§ **PROBLEM STATEMENT**: Reproduce the listing below exactly, minus its pictures.

§ **EXTRACTED RECORDS**:
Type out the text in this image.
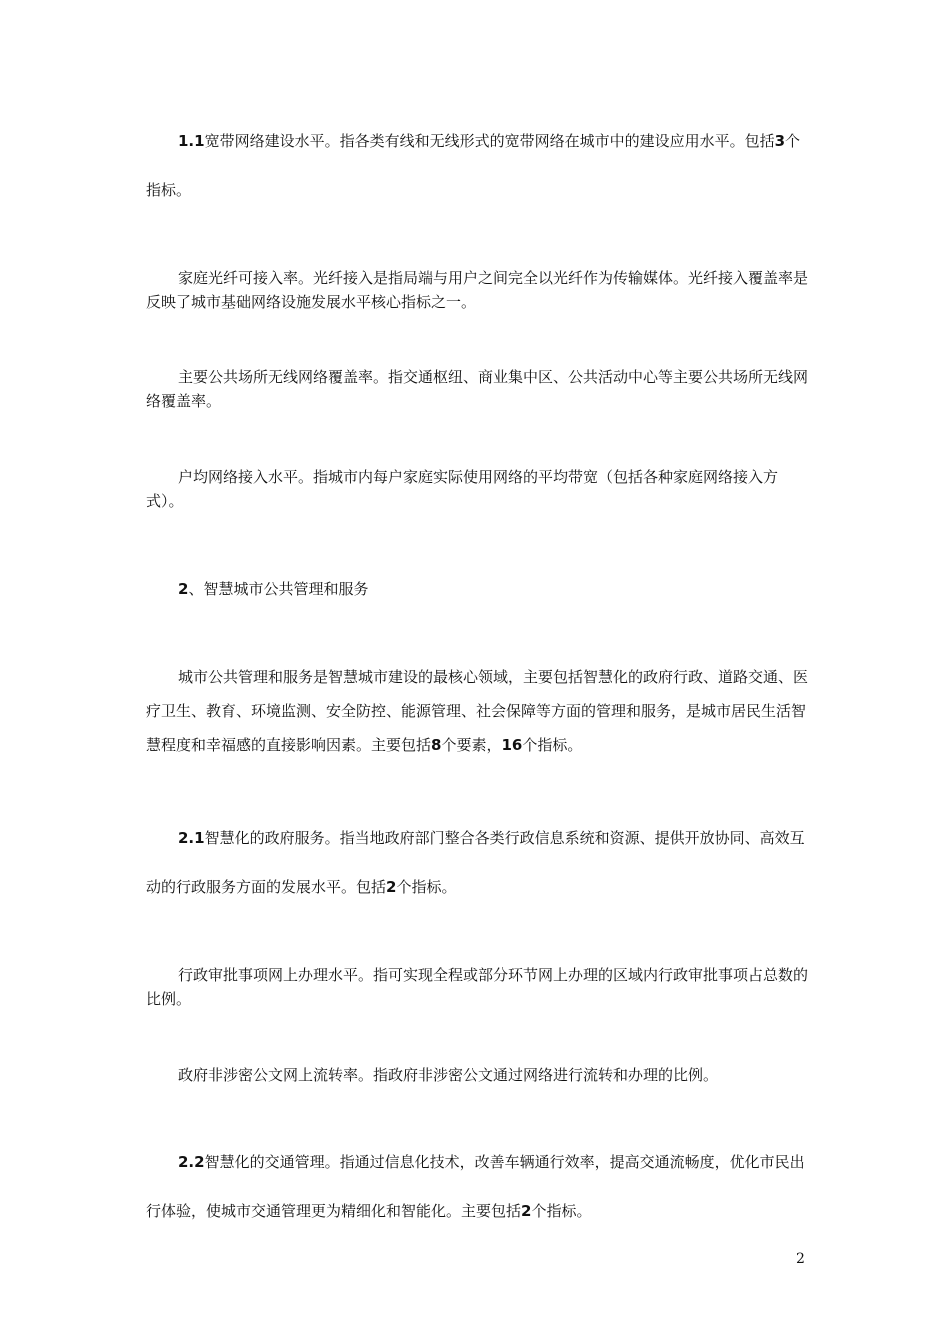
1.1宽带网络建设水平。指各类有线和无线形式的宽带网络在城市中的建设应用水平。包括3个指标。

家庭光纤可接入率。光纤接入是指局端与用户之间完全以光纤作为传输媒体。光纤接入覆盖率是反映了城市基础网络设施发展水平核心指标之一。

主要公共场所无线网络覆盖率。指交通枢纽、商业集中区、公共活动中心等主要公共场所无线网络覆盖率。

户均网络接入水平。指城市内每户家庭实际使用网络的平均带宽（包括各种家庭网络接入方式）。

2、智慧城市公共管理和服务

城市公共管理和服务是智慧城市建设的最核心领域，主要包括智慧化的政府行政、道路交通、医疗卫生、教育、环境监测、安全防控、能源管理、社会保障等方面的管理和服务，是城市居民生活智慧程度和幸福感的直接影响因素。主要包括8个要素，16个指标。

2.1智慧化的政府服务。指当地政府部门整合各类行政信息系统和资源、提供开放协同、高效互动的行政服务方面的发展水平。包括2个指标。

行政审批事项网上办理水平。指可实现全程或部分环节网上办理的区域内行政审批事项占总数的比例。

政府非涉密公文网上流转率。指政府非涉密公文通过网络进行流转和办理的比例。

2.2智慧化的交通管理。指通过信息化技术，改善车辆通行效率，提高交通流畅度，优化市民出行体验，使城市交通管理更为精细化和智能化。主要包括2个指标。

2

§ **CORRECT ANSWER**:
Type out the text in this image.
1.1宽带网络建设水平。指各类有线和无线形式的宽带网络在城市中的建设应用水平。包括3个指标。

家庭光纤可接入率。光纤接入是指局端与用户之间完全以光纤作为传输媒体。光纤接入覆盖率是反映了城市基础网络设施发展水平核心指标之一。

主要公共场所无线网络覆盖率。指交通枢纽、商业集中区、公共活动中心等主要公共场所无线网络覆盖率。

户均网络接入水平。指城市内每户家庭实际使用网络的平均带宽（包括各种家庭网络接入方式）。

2、智慧城市公共管理和服务

城市公共管理和服务是智慧城市建设的最核心领域，主要包括智慧化的政府行政、道路交通、医疗卫生、教育、环境监测、安全防控、能源管理、社会保障等方面的管理和服务，是城市居民生活智慧程度和幸福感的直接影响因素。主要包括8个要素，16个指标。

2.1智慧化的政府服务。指当地政府部门整合各类行政信息系统和资源、提供开放协同、高效互动的行政服务方面的发展水平。包括2个指标。

行政审批事项网上办理水平。指可实现全程或部分环节网上办理的区域内行政审批事项占总数的比例。

政府非涉密公文网上流转率。指政府非涉密公文通过网络进行流转和办理的比例。

2.2智慧化的交通管理。指通过信息化技术，改善车辆通行效率，提高交通流畅度，优化市民出行体验，使城市交通管理更为精细化和智能化。主要包括2个指标。

2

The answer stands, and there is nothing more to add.